Records from a data source:
━━━━━━━━━━━━━━━━━━━━

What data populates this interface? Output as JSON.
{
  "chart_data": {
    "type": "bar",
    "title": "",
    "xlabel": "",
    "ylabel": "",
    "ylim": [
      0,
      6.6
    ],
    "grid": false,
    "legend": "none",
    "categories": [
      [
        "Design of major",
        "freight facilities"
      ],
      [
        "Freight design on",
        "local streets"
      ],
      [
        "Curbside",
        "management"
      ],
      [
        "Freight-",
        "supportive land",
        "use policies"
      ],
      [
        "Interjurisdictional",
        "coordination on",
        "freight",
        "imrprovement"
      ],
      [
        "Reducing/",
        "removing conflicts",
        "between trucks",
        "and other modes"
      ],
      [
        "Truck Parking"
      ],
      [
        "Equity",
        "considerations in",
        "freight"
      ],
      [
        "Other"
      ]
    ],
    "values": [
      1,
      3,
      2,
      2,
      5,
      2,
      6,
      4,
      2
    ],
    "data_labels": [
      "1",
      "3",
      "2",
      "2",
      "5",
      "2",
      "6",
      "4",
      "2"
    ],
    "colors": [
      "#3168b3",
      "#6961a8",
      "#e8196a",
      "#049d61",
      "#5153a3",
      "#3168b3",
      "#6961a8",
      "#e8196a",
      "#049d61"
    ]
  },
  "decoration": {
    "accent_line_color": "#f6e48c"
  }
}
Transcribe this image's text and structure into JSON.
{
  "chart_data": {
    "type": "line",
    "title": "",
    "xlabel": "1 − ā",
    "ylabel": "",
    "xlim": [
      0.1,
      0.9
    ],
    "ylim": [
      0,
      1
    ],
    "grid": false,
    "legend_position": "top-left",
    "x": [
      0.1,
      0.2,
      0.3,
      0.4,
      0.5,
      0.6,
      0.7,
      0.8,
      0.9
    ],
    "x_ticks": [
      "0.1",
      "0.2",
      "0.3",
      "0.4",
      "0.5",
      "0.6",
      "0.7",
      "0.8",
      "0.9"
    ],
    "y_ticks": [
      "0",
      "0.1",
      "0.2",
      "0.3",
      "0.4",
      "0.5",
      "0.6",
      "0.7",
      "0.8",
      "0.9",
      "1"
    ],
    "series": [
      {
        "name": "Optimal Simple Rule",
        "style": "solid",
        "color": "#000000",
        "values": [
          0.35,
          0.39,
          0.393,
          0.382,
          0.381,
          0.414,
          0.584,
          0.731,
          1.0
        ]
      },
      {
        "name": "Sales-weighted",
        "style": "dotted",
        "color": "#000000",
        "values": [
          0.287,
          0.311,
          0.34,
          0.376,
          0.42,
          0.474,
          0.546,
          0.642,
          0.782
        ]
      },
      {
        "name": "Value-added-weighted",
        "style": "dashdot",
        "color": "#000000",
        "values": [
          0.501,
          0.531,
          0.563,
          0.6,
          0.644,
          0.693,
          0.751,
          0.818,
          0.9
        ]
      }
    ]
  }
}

━━━━━━━━━━━━━━━━━━━━

- _EXERCISE TASK_: Scan the listing above. Collect all lines with the word "this".

- _OUTPUT OF THE TASK_:
What data populates this interface? Output as JSON.
Transcribe this image's text and structure into JSON.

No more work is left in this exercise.